### TASK PROMPT
Check every line of the entries that follow, and copy the ones containing "JSON".

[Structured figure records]
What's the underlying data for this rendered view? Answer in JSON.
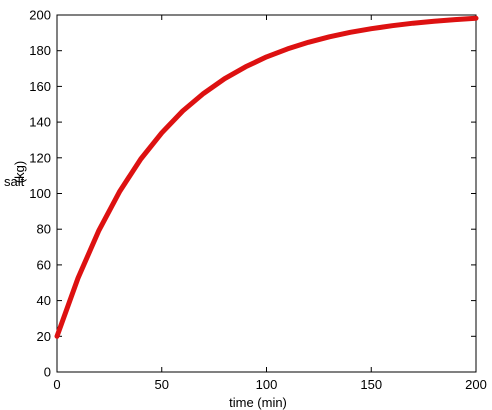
{
  "chart_data": {
    "type": "line",
    "title": "",
    "xlabel": "time (min)",
    "ylabel_word": "salt",
    "ylabel_unit": "(kg)",
    "xlim": [
      0,
      200
    ],
    "ylim": [
      0,
      200
    ],
    "xticks": [
      0,
      50,
      100,
      150,
      200
    ],
    "yticks": [
      0,
      20,
      40,
      60,
      80,
      100,
      120,
      140,
      160,
      180,
      200
    ],
    "grid": false,
    "legend": "none",
    "series": [
      {
        "color": "#dd1111",
        "x": [
          0,
          10,
          20,
          30,
          40,
          50,
          60,
          70,
          80,
          90,
          100,
          110,
          120,
          130,
          140,
          150,
          160,
          170,
          180,
          190,
          200
        ],
        "y": [
          20,
          52.6,
          79.3,
          101.3,
          119.3,
          134.0,
          146.2,
          156.1,
          164.3,
          171.0,
          176.5,
          181.0,
          184.7,
          187.8,
          190.3,
          192.3,
          194.0,
          195.4,
          196.5,
          197.4,
          198.2
        ]
      }
    ]
  }
}
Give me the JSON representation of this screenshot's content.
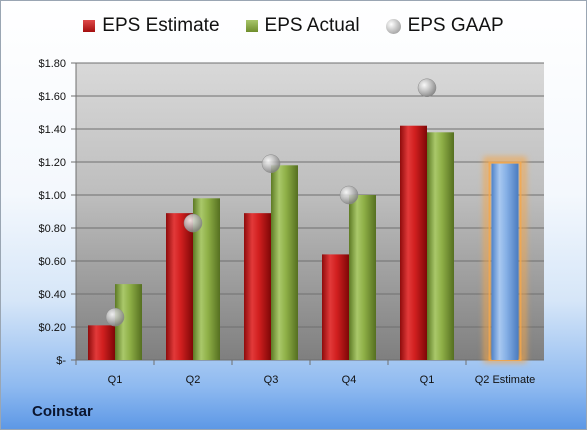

### FULL SOLUTION
What's the underlying data for this rendered view? Answer in JSON.
Give me the JSON representation of this screenshot's content.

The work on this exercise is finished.